- Written task: Each entry below is to be duplicated verbatim.

## start Stored data

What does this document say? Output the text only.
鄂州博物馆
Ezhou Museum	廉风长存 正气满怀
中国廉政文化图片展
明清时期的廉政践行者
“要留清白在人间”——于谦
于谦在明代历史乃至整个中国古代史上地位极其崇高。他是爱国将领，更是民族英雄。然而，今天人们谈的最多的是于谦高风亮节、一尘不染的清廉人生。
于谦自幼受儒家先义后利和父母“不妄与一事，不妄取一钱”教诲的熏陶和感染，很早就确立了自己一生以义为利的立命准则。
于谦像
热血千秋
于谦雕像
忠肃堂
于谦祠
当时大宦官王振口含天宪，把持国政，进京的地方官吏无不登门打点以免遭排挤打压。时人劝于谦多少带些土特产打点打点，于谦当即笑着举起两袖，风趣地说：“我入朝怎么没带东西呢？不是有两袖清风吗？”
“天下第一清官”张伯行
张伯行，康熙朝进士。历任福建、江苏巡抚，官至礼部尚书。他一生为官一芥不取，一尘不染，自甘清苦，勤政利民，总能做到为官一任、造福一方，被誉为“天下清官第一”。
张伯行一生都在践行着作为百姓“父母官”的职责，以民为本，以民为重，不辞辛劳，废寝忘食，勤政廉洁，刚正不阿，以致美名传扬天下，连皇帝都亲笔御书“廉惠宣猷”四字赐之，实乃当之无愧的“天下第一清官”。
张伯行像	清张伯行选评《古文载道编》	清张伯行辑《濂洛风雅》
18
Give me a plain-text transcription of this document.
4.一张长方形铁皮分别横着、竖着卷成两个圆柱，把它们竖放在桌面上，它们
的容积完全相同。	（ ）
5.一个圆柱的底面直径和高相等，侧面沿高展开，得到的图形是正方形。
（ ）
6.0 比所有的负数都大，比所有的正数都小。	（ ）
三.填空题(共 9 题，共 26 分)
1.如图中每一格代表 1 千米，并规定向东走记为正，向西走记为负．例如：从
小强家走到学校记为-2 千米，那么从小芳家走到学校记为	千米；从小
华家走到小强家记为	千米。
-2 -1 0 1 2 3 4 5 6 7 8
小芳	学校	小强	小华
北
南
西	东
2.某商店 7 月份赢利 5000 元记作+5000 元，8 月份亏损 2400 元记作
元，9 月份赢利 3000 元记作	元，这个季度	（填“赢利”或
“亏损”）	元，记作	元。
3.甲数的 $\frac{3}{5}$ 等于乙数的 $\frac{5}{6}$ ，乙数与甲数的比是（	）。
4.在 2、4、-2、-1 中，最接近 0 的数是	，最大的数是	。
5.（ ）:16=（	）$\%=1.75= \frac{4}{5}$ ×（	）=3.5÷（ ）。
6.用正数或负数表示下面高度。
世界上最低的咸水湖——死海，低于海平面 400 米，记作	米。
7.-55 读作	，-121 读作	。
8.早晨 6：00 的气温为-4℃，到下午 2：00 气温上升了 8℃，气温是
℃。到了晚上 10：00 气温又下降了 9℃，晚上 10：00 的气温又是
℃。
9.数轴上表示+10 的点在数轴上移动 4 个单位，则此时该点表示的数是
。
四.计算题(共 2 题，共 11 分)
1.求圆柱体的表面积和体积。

## end Stored data

- Finished answer:
What does this document say? Output the text only.
鄂州博物馆
Ezhou Museum	廉风长存 正气满怀
中国廉政文化图片展
明清时期的廉政践行者
“要留清白在人间”——于谦
于谦在明代历史乃至整个中国古代史上地位极其崇高。他是爱国将领，更是民族英雄。然而，今天人们谈的最多的是于谦高风亮节、一尘不染的清廉人生。
于谦自幼受儒家先义后利和父母“不妄与一事，不妄取一钱”教诲的熏陶和感染，很早就确立了自己一生以义为利的立命准则。
于谦像
热血千秋
于谦雕像
忠肃堂
于谦祠
当时大宦官王振口含天宪，把持国政，进京的地方官吏无不登门打点以免遭排挤打压。时人劝于谦多少带些土特产打点打点，于谦当即笑着举起两袖，风趣地说：“我入朝怎么没带东西呢？不是有两袖清风吗？”
“天下第一清官”张伯行
张伯行，康熙朝进士。历任福建、江苏巡抚，官至礼部尚书。他一生为官一芥不取，一尘不染，自甘清苦，勤政利民，总能做到为官一任、造福一方，被誉为“天下清官第一”。
张伯行一生都在践行着作为百姓“父母官”的职责，以民为本，以民为重，不辞辛劳，废寝忘食，勤政廉洁，刚正不阿，以致美名传扬天下，连皇帝都亲笔御书“廉惠宣猷”四字赐之，实乃当之无愧的“天下第一清官”。
张伯行像	清张伯行选评《古文载道编》	清张伯行辑《濂洛风雅》
18
Give me a plain-text transcription of this document.
4.一张长方形铁皮分别横着、竖着卷成两个圆柱，把它们竖放在桌面上，它们
的容积完全相同。	（ ）
5.一个圆柱的底面直径和高相等，侧面沿高展开，得到的图形是正方形。
（ ）
6.0 比所有的负数都大，比所有的正数都小。	（ ）
三.填空题(共 9 题，共 26 分)
1.如图中每一格代表 1 千米，并规定向东走记为正，向西走记为负．例如：从
小强家走到学校记为-2 千米，那么从小芳家走到学校记为	千米；从小
华家走到小强家记为	千米。
-2 -1 0 1 2 3 4 5 6 7 8
小芳	学校	小强	小华
北
南
西	东
2.某商店 7 月份赢利 5000 元记作+5000 元，8 月份亏损 2400 元记作
元，9 月份赢利 3000 元记作	元，这个季度	（填“赢利”或
“亏损”）	元，记作	元。
3.甲数的 $\frac{3}{5}$ 等于乙数的 $\frac{5}{6}$ ，乙数与甲数的比是（	）。
4.在 2、4、-2、-1 中，最接近 0 的数是	，最大的数是	。
5.（ ）:16=（	）$\%=1.75= \frac{4}{5}$ ×（	）=3.5÷（ ）。
6.用正数或负数表示下面高度。
世界上最低的咸水湖——死海，低于海平面 400 米，记作	米。
7.-55 读作	，-121 读作	。
8.早晨 6：00 的气温为-4℃，到下午 2：00 气温上升了 8℃，气温是
℃。到了晚上 10：00 气温又下降了 9℃，晚上 10：00 的气温又是
℃。
9.数轴上表示+10 的点在数轴上移动 4 个单位，则此时该点表示的数是
。
四.计算题(共 2 题，共 11 分)
1.求圆柱体的表面积和体积。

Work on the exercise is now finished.